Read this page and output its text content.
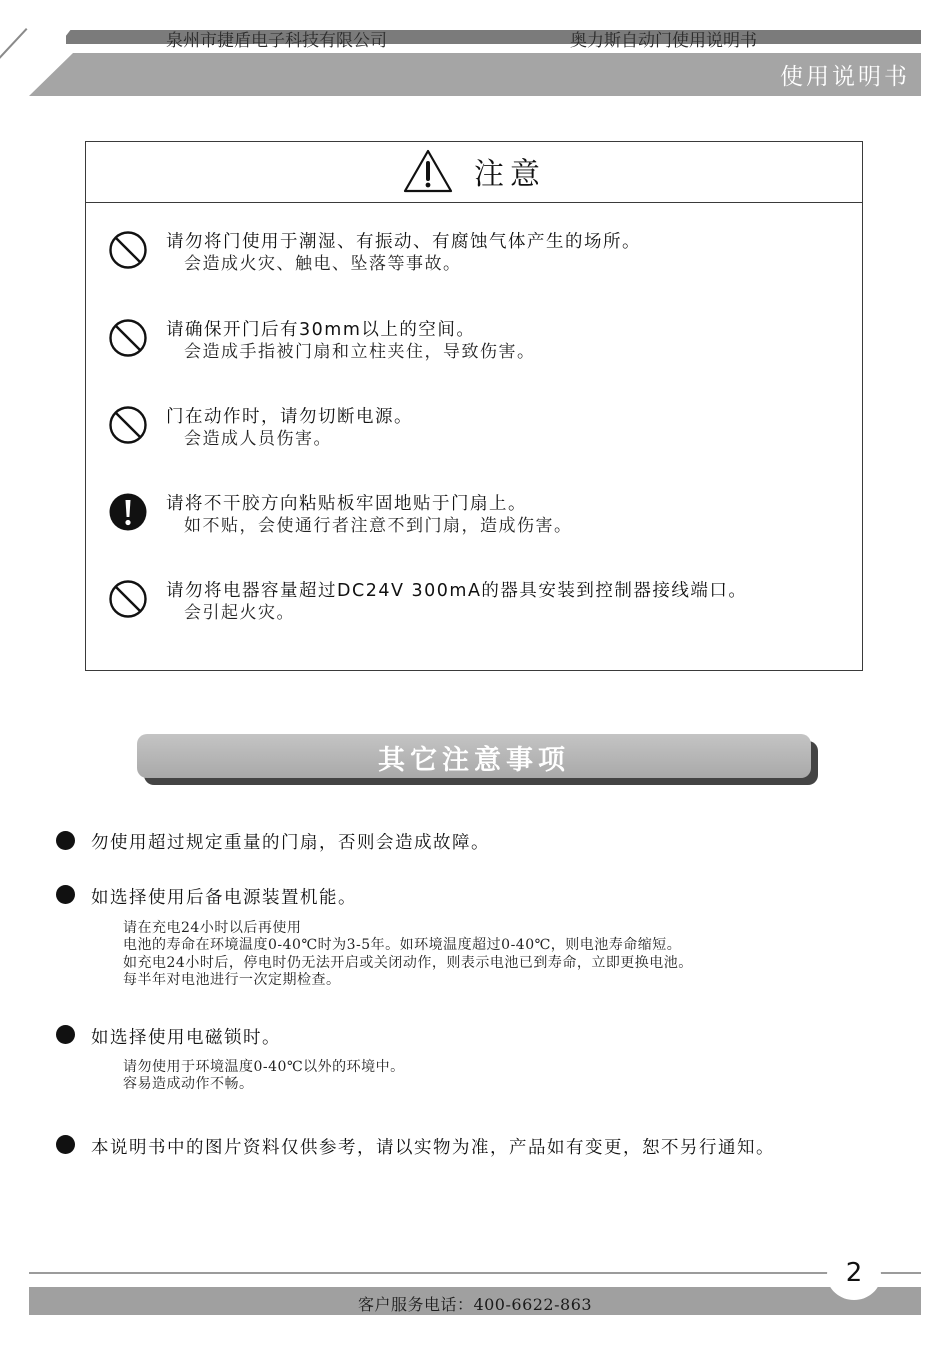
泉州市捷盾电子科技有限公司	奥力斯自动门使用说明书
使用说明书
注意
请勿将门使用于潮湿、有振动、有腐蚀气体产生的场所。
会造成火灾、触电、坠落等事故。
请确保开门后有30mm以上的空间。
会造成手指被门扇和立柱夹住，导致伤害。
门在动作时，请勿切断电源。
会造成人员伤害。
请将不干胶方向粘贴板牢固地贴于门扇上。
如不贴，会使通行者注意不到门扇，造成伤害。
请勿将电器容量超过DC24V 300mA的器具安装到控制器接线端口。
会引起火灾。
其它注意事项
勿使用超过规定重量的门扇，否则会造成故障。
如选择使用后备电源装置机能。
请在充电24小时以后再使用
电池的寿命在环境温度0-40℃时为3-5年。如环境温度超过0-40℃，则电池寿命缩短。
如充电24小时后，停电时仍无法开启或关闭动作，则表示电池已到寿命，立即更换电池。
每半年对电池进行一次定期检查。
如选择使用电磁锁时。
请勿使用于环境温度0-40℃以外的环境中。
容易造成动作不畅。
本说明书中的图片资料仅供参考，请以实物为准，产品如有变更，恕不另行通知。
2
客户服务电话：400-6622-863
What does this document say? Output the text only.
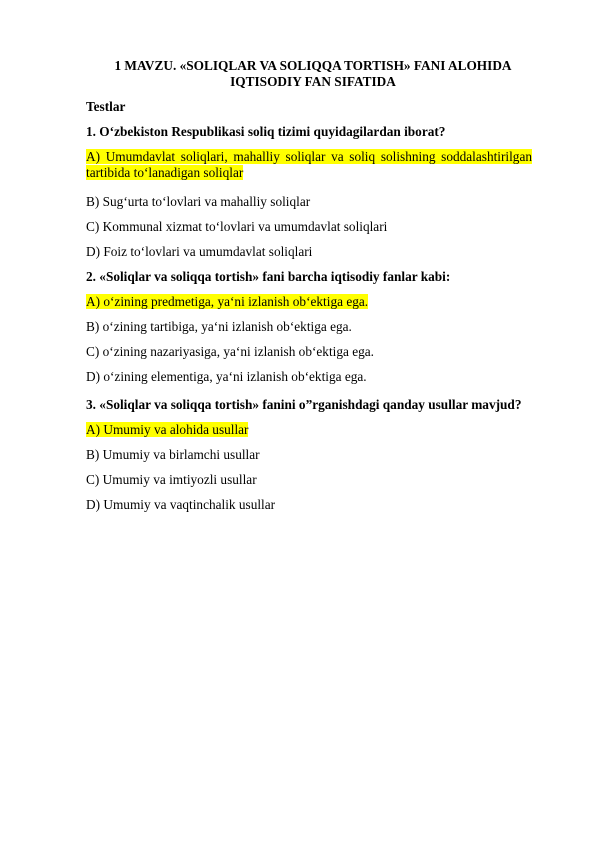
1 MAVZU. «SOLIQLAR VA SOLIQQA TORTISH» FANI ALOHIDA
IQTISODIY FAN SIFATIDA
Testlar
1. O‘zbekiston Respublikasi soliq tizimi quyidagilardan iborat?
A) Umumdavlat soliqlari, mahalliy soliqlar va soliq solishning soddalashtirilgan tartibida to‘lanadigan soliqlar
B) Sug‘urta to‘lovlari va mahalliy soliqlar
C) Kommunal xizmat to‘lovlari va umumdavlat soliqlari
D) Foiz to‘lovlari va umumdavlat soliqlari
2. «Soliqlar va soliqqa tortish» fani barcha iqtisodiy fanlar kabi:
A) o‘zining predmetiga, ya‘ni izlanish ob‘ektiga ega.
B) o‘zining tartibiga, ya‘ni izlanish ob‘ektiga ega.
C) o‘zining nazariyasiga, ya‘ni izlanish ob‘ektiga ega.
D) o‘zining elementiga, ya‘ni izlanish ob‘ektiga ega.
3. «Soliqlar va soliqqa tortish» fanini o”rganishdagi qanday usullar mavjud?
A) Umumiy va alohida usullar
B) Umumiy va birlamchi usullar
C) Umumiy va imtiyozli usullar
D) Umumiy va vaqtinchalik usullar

::::::::::

** Instructions to follow **
From start to finish, output the listing exactly, but omit its pictures.

** Solved exercise **
Read this page and output its text content.
泉州市捷盾电子科技有限公司	奥力斯自动门使用说明书
使用说明书
注意
请勿将门使用于潮湿、有振动、有腐蚀气体产生的场所。
会造成火灾、触电、坠落等事故。
请确保开门后有30mm以上的空间。
会造成手指被门扇和立柱夹住，导致伤害。
门在动作时，请勿切断电源。
会造成人员伤害。
请将不干胶方向粘贴板牢固地贴于门扇上。
如不贴，会使通行者注意不到门扇，造成伤害。
请勿将电器容量超过DC24V 300mA的器具安装到控制器接线端口。
会引起火灾。
其它注意事项
勿使用超过规定重量的门扇，否则会造成故障。
如选择使用后备电源装置机能。
请在充电24小时以后再使用
电池的寿命在环境温度0-40℃时为3-5年。如环境温度超过0-40℃，则电池寿命缩短。
如充电24小时后，停电时仍无法开启或关闭动作，则表示电池已到寿命，立即更换电池。
每半年对电池进行一次定期检查。
如选择使用电磁锁时。
请勿使用于环境温度0-40℃以外的环境中。
容易造成动作不畅。
本说明书中的图片资料仅供参考，请以实物为准，产品如有变更，恕不另行通知。
2
客户服务电话：400-6622-863
What does this document say? Output the text only.
1 MAVZU. «SOLIQLAR VA SOLIQQA TORTISH» FANI ALOHIDA
IQTISODIY FAN SIFATIDA
Testlar
1. O‘zbekiston Respublikasi soliq tizimi quyidagilardan iborat?
A) Umumdavlat soliqlari, mahalliy soliqlar va soliq solishning soddalashtirilgan tartibida to‘lanadigan soliqlar
B) Sug‘urta to‘lovlari va mahalliy soliqlar
C) Kommunal xizmat to‘lovlari va umumdavlat soliqlari
D) Foiz to‘lovlari va umumdavlat soliqlari
2. «Soliqlar va soliqqa tortish» fani barcha iqtisodiy fanlar kabi:
A) o‘zining predmetiga, ya‘ni izlanish ob‘ektiga ega.
B) o‘zining tartibiga, ya‘ni izlanish ob‘ektiga ega.
C) o‘zining nazariyasiga, ya‘ni izlanish ob‘ektiga ega.
D) o‘zining elementiga, ya‘ni izlanish ob‘ektiga ega.
3. «Soliqlar va soliqqa tortish» fanini o”rganishdagi qanday usullar mavjud?
A) Umumiy va alohida usullar
B) Umumiy va birlamchi usullar
C) Umumiy va imtiyozli usullar
D) Umumiy va vaqtinchalik usullar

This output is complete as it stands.